_Task to carry out:_
Each entry below is to be duplicated verbatim.

◆ ◆ ◆ ◆ ◆

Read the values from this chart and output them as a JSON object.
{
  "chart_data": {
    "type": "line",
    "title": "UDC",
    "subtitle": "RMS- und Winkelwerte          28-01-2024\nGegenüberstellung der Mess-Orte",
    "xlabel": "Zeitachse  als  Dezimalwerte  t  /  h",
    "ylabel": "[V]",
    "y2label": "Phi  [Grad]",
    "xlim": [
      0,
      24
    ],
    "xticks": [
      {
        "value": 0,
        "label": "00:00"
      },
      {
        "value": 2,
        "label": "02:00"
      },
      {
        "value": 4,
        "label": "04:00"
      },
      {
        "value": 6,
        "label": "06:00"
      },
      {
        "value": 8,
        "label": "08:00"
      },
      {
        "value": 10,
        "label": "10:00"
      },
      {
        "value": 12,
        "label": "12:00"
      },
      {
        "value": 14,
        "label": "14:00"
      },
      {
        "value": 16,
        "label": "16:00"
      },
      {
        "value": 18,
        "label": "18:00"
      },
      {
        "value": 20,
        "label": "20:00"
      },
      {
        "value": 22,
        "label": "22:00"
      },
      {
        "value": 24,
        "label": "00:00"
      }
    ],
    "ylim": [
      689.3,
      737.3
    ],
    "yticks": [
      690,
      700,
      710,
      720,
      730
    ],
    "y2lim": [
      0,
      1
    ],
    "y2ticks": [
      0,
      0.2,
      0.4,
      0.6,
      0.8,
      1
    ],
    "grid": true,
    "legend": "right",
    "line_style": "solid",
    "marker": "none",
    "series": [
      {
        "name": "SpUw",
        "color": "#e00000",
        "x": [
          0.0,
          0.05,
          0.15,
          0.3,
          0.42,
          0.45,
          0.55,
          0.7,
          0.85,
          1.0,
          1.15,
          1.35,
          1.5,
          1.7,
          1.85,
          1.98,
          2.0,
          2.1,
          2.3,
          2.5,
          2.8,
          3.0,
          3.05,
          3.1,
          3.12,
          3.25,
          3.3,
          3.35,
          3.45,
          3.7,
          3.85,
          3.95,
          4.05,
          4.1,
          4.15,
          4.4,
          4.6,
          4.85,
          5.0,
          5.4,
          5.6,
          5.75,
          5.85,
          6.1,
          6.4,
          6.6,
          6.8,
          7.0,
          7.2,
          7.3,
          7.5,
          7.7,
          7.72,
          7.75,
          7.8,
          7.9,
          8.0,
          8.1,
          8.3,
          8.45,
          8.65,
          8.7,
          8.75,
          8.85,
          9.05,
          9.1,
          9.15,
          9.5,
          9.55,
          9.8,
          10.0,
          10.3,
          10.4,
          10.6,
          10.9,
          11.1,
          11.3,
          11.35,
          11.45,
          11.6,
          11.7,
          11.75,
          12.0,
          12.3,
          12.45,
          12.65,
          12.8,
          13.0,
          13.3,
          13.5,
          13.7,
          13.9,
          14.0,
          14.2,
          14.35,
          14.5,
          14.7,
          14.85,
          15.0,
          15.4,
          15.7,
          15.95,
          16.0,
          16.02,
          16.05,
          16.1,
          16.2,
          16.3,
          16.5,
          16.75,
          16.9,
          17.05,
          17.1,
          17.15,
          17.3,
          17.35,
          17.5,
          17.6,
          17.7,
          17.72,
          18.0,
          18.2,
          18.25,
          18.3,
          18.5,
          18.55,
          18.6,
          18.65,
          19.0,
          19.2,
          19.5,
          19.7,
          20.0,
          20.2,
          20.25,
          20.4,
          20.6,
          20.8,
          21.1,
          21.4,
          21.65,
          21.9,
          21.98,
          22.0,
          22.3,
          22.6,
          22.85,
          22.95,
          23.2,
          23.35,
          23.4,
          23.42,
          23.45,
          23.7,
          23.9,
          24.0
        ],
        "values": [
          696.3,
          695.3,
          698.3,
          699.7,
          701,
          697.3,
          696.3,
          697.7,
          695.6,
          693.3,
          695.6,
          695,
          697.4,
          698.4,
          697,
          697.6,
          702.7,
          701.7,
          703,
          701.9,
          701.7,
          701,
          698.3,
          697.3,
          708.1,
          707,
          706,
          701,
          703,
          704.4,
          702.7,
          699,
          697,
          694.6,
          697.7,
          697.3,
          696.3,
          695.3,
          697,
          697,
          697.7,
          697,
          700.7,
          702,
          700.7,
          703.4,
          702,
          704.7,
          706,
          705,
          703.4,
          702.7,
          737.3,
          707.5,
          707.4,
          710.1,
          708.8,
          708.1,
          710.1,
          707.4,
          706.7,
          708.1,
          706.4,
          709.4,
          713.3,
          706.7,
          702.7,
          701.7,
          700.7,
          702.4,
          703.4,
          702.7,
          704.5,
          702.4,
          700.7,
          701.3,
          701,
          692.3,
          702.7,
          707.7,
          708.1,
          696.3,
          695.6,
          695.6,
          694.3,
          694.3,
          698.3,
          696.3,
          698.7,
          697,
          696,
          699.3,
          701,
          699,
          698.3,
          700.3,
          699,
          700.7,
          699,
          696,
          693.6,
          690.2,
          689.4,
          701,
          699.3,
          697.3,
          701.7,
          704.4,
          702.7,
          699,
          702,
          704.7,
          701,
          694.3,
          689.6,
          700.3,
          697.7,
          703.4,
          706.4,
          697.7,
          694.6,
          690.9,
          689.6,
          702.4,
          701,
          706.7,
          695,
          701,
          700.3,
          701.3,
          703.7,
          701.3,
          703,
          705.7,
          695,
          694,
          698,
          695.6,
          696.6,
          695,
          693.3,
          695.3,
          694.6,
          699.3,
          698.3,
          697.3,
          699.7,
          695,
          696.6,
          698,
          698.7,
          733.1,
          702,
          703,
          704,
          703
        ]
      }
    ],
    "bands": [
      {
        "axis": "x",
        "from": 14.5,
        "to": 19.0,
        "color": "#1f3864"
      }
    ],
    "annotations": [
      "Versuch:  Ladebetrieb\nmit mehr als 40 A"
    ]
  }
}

◆ ◆ ◆ ◆ ◆

_The output:_
Read the values from this chart and output them as a JSON object.
{
  "chart_data": {
    "type": "line",
    "title": "UDC",
    "subtitle": "RMS- und Winkelwerte          28-01-2024\nGegenüberstellung der Mess-Orte",
    "xlabel": "Zeitachse  als  Dezimalwerte  t  /  h",
    "ylabel": "[V]",
    "y2label": "Phi  [Grad]",
    "xlim": [
      0,
      24
    ],
    "xticks": [
      {
        "value": 0,
        "label": "00:00"
      },
      {
        "value": 2,
        "label": "02:00"
      },
      {
        "value": 4,
        "label": "04:00"
      },
      {
        "value": 6,
        "label": "06:00"
      },
      {
        "value": 8,
        "label": "08:00"
      },
      {
        "value": 10,
        "label": "10:00"
      },
      {
        "value": 12,
        "label": "12:00"
      },
      {
        "value": 14,
        "label": "14:00"
      },
      {
        "value": 16,
        "label": "16:00"
      },
      {
        "value": 18,
        "label": "18:00"
      },
      {
        "value": 20,
        "label": "20:00"
      },
      {
        "value": 22,
        "label": "22:00"
      },
      {
        "value": 24,
        "label": "00:00"
      }
    ],
    "ylim": [
      689.3,
      737.3
    ],
    "yticks": [
      690,
      700,
      710,
      720,
      730
    ],
    "y2lim": [
      0,
      1
    ],
    "y2ticks": [
      0,
      0.2,
      0.4,
      0.6,
      0.8,
      1
    ],
    "grid": true,
    "legend": "right",
    "line_style": "solid",
    "marker": "none",
    "series": [
      {
        "name": "SpUw",
        "color": "#e00000",
        "x": [
          0.0,
          0.05,
          0.15,
          0.3,
          0.42,
          0.45,
          0.55,
          0.7,
          0.85,
          1.0,
          1.15,
          1.35,
          1.5,
          1.7,
          1.85,
          1.98,
          2.0,
          2.1,
          2.3,
          2.5,
          2.8,
          3.0,
          3.05,
          3.1,
          3.12,
          3.25,
          3.3,
          3.35,
          3.45,
          3.7,
          3.85,
          3.95,
          4.05,
          4.1,
          4.15,
          4.4,
          4.6,
          4.85,
          5.0,
          5.4,
          5.6,
          5.75,
          5.85,
          6.1,
          6.4,
          6.6,
          6.8,
          7.0,
          7.2,
          7.3,
          7.5,
          7.7,
          7.72,
          7.75,
          7.8,
          7.9,
          8.0,
          8.1,
          8.3,
          8.45,
          8.65,
          8.7,
          8.75,
          8.85,
          9.05,
          9.1,
          9.15,
          9.5,
          9.55,
          9.8,
          10.0,
          10.3,
          10.4,
          10.6,
          10.9,
          11.1,
          11.3,
          11.35,
          11.45,
          11.6,
          11.7,
          11.75,
          12.0,
          12.3,
          12.45,
          12.65,
          12.8,
          13.0,
          13.3,
          13.5,
          13.7,
          13.9,
          14.0,
          14.2,
          14.35,
          14.5,
          14.7,
          14.85,
          15.0,
          15.4,
          15.7,
          15.95,
          16.0,
          16.02,
          16.05,
          16.1,
          16.2,
          16.3,
          16.5,
          16.75,
          16.9,
          17.05,
          17.1,
          17.15,
          17.3,
          17.35,
          17.5,
          17.6,
          17.7,
          17.72,
          18.0,
          18.2,
          18.25,
          18.3,
          18.5,
          18.55,
          18.6,
          18.65,
          19.0,
          19.2,
          19.5,
          19.7,
          20.0,
          20.2,
          20.25,
          20.4,
          20.6,
          20.8,
          21.1,
          21.4,
          21.65,
          21.9,
          21.98,
          22.0,
          22.3,
          22.6,
          22.85,
          22.95,
          23.2,
          23.35,
          23.4,
          23.42,
          23.45,
          23.7,
          23.9,
          24.0
        ],
        "values": [
          696.3,
          695.3,
          698.3,
          699.7,
          701,
          697.3,
          696.3,
          697.7,
          695.6,
          693.3,
          695.6,
          695,
          697.4,
          698.4,
          697,
          697.6,
          702.7,
          701.7,
          703,
          701.9,
          701.7,
          701,
          698.3,
          697.3,
          708.1,
          707,
          706,
          701,
          703,
          704.4,
          702.7,
          699,
          697,
          694.6,
          697.7,
          697.3,
          696.3,
          695.3,
          697,
          697,
          697.7,
          697,
          700.7,
          702,
          700.7,
          703.4,
          702,
          704.7,
          706,
          705,
          703.4,
          702.7,
          737.3,
          707.5,
          707.4,
          710.1,
          708.8,
          708.1,
          710.1,
          707.4,
          706.7,
          708.1,
          706.4,
          709.4,
          713.3,
          706.7,
          702.7,
          701.7,
          700.7,
          702.4,
          703.4,
          702.7,
          704.5,
          702.4,
          700.7,
          701.3,
          701,
          692.3,
          702.7,
          707.7,
          708.1,
          696.3,
          695.6,
          695.6,
          694.3,
          694.3,
          698.3,
          696.3,
          698.7,
          697,
          696,
          699.3,
          701,
          699,
          698.3,
          700.3,
          699,
          700.7,
          699,
          696,
          693.6,
          690.2,
          689.4,
          701,
          699.3,
          697.3,
          701.7,
          704.4,
          702.7,
          699,
          702,
          704.7,
          701,
          694.3,
          689.6,
          700.3,
          697.7,
          703.4,
          706.4,
          697.7,
          694.6,
          690.9,
          689.6,
          702.4,
          701,
          706.7,
          695,
          701,
          700.3,
          701.3,
          703.7,
          701.3,
          703,
          705.7,
          695,
          694,
          698,
          695.6,
          696.6,
          695,
          693.3,
          695.3,
          694.6,
          699.3,
          698.3,
          697.3,
          699.7,
          695,
          696.6,
          698,
          698.7,
          733.1,
          702,
          703,
          704,
          703
        ]
      }
    ],
    "bands": [
      {
        "axis": "x",
        "from": 14.5,
        "to": 19.0,
        "color": "#1f3864"
      }
    ],
    "annotations": [
      "Versuch:  Ladebetrieb\nmit mehr als 40 A"
    ]
  }
}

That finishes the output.